Instructions for the task -
Copy each line of the records that holds the string "amplitude".

Supplied information -
┌────────

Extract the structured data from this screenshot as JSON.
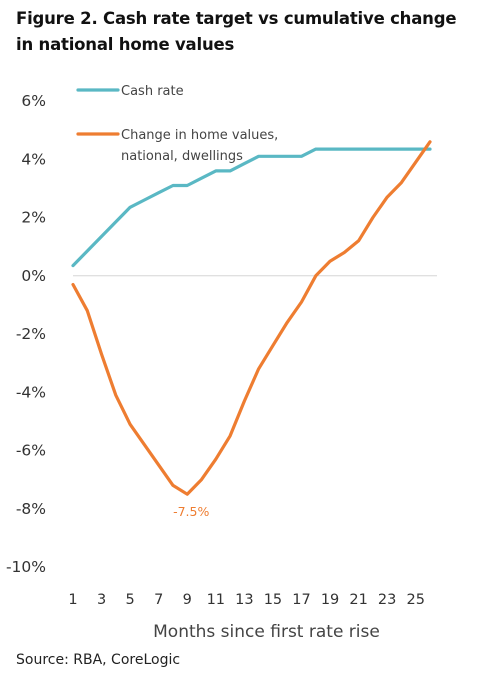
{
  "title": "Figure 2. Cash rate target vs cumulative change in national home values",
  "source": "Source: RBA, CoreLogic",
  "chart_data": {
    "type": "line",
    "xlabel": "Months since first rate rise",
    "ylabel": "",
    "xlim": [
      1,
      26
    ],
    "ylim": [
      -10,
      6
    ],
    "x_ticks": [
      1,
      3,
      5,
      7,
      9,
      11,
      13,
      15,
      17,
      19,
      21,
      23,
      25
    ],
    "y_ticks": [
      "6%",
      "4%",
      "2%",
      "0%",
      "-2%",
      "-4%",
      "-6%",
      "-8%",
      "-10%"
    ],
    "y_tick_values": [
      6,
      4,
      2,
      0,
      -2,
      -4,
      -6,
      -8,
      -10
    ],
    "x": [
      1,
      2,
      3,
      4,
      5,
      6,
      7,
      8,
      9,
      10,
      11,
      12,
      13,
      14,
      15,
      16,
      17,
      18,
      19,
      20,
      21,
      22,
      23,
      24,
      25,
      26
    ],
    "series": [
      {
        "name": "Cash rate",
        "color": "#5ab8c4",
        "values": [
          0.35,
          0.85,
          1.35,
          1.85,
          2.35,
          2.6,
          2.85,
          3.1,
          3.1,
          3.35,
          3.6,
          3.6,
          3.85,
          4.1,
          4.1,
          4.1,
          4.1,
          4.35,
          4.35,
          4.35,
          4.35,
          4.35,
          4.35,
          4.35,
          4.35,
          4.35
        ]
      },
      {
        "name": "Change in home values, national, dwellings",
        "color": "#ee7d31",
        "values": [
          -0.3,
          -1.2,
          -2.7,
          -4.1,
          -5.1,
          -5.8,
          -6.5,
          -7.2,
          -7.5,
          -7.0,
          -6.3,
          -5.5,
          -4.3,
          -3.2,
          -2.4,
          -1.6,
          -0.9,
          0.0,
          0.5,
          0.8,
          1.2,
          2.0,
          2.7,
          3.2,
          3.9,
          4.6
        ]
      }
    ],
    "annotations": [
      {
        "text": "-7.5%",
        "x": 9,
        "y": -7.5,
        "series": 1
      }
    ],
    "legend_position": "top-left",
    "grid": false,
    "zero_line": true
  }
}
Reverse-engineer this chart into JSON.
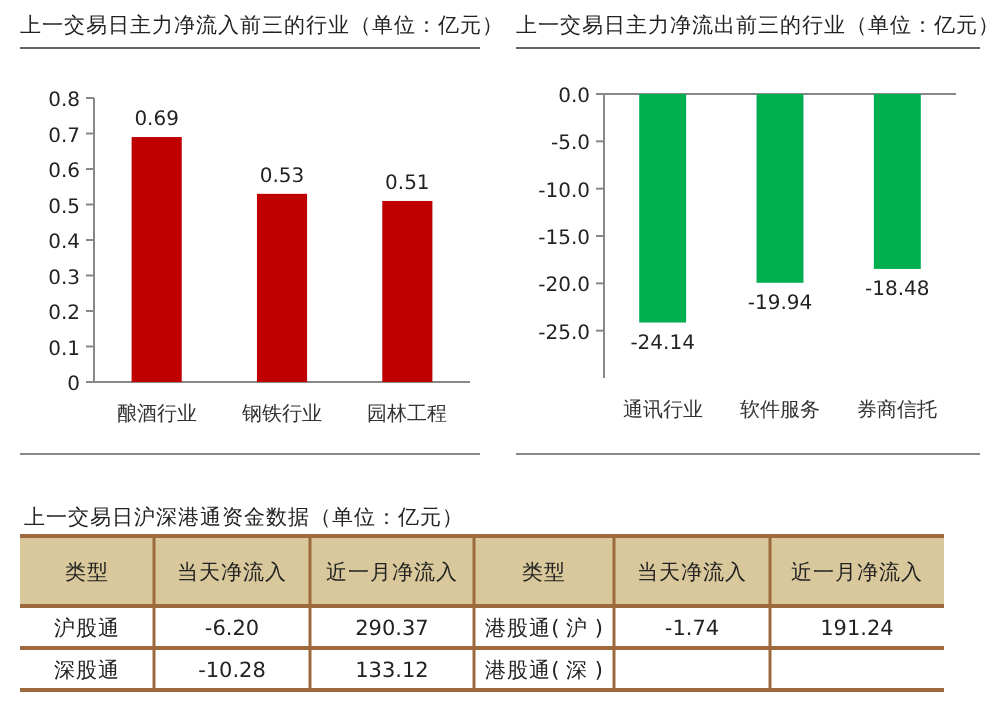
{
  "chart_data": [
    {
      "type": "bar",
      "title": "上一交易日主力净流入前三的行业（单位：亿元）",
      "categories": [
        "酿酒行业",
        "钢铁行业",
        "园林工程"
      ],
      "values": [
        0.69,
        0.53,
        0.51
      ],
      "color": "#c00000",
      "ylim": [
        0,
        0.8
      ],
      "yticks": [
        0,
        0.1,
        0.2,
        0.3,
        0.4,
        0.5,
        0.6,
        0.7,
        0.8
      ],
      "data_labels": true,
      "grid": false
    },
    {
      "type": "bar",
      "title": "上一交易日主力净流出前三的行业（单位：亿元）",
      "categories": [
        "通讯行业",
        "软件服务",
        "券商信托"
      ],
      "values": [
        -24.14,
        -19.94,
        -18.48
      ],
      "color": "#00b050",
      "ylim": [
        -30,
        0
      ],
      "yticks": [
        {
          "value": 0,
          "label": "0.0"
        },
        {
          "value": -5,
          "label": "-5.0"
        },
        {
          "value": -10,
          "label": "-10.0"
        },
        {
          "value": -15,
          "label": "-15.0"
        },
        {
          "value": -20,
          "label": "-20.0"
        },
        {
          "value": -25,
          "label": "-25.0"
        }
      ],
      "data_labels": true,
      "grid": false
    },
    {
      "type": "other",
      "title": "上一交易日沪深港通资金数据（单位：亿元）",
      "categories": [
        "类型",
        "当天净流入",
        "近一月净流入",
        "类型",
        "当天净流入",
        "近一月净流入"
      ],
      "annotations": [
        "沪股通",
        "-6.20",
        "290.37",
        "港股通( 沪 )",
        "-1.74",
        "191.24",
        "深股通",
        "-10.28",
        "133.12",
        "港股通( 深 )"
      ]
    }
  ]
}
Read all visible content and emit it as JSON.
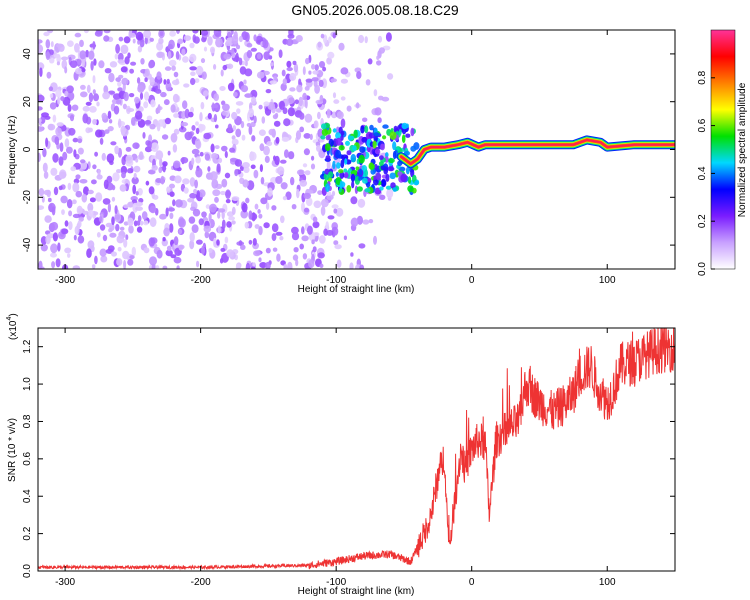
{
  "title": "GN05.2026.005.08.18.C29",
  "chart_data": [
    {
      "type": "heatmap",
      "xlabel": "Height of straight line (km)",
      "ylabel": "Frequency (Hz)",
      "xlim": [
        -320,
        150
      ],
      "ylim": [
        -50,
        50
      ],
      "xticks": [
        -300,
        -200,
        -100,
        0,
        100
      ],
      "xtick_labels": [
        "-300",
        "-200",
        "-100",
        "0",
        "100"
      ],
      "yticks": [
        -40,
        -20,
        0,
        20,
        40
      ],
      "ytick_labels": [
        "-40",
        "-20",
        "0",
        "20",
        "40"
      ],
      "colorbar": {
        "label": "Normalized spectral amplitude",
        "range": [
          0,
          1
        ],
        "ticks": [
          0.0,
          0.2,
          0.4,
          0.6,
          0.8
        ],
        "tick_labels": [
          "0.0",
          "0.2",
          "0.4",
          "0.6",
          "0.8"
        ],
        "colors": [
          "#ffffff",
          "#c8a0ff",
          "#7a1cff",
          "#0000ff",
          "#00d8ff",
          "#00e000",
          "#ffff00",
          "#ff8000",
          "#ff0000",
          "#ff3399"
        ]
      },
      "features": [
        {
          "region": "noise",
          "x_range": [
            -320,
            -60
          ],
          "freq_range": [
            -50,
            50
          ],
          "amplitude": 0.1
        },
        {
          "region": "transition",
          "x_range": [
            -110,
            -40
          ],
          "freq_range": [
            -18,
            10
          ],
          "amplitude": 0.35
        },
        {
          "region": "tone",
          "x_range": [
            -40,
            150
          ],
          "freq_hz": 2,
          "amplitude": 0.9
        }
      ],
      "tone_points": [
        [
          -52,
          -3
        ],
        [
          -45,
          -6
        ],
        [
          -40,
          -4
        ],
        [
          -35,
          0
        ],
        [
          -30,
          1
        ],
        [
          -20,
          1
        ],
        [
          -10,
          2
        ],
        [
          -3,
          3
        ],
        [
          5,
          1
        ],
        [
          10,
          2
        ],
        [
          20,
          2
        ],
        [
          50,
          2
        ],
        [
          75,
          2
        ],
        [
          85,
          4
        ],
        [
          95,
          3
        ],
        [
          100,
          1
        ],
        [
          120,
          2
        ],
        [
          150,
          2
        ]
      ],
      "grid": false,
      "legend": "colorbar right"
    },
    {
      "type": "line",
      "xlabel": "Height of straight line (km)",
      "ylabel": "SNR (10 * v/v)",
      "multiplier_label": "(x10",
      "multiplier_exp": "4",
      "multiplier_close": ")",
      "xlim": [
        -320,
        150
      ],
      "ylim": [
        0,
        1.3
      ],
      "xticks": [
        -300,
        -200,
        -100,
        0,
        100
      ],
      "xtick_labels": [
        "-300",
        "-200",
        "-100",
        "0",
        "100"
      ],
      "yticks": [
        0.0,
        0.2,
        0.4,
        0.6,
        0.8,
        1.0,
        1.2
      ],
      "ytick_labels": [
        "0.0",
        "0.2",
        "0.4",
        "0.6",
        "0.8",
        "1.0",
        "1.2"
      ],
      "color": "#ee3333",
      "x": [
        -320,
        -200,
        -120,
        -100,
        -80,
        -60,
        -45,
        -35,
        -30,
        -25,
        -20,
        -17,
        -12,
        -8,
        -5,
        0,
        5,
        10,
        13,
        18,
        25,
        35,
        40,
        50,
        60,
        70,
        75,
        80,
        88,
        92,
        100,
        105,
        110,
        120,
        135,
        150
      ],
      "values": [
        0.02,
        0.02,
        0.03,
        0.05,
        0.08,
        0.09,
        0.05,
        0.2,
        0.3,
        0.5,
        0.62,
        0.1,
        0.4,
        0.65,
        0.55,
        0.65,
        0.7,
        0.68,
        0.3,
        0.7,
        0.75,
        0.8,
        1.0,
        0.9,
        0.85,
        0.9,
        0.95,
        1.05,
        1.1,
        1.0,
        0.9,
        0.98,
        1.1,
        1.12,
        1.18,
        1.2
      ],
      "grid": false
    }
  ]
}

└────────
┌────────

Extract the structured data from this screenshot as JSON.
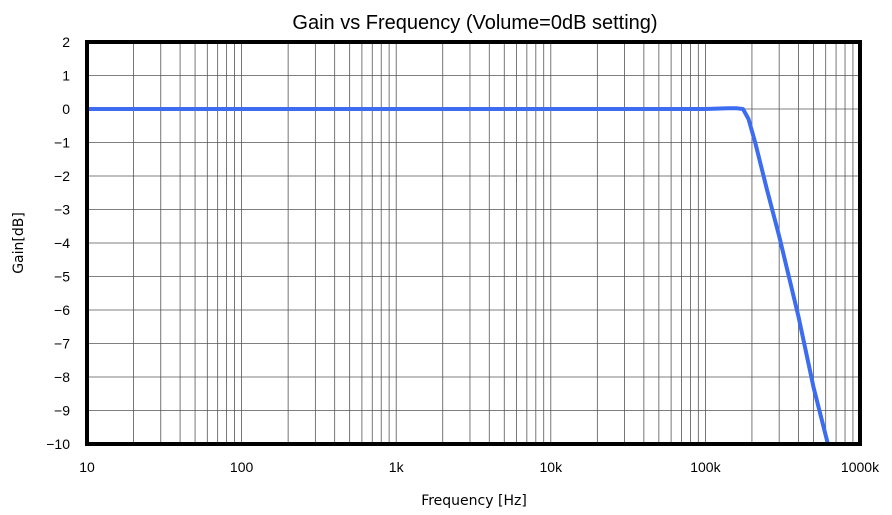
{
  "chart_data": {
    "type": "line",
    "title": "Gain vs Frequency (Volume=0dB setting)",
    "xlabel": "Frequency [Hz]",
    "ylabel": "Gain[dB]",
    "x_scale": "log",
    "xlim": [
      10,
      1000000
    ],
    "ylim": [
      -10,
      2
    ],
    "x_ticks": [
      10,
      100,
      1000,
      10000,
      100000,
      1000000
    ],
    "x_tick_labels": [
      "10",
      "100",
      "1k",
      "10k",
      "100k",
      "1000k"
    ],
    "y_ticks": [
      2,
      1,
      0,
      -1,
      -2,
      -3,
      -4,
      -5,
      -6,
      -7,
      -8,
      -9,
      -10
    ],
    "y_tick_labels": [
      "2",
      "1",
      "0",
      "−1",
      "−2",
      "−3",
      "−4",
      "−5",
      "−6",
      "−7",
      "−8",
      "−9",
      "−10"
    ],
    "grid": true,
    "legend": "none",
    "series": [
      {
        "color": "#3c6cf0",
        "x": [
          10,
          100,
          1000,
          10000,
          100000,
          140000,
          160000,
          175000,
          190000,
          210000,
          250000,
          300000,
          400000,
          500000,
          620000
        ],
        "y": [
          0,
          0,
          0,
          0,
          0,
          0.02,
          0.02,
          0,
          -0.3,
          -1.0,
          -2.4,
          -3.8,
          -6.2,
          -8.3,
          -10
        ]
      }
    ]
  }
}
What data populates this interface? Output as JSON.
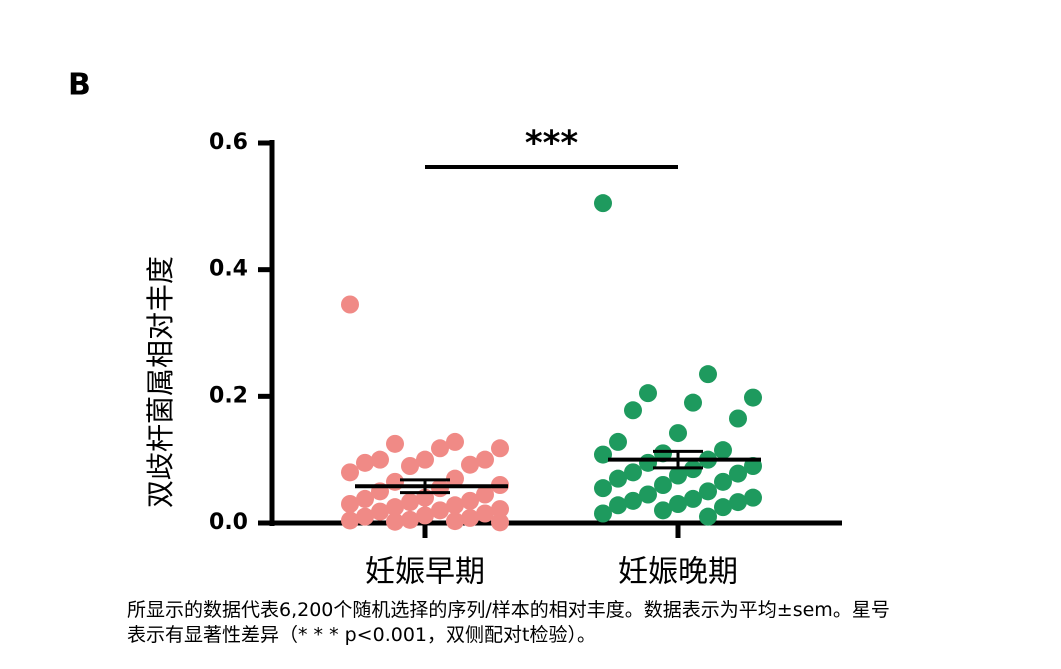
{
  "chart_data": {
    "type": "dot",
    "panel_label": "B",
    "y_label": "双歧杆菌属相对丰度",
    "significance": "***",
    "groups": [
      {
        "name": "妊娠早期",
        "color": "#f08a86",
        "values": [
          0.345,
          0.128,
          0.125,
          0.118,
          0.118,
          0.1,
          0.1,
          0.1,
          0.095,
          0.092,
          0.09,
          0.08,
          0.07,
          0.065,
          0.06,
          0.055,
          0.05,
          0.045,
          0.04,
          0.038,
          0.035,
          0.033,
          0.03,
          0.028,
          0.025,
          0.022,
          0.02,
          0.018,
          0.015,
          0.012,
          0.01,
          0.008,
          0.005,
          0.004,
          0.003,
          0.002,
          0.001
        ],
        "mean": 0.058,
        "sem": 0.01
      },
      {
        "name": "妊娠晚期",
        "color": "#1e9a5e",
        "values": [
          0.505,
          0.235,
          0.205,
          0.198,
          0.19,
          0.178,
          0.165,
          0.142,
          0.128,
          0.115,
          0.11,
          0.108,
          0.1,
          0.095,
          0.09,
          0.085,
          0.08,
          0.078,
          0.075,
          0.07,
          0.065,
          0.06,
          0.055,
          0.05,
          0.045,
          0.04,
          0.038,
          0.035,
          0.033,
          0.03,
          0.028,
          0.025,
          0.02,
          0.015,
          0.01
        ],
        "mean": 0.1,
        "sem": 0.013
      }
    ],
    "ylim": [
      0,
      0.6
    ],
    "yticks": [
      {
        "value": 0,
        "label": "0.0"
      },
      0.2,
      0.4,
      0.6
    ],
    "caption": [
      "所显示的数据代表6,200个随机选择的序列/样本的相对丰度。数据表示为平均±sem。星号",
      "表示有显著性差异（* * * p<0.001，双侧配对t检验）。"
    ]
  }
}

└────────

Reply -
        "label": "Normalized spectral amplitude",
          "amplitude": 0.1
          "amplitude": 0.35
          "amplitude": 0.9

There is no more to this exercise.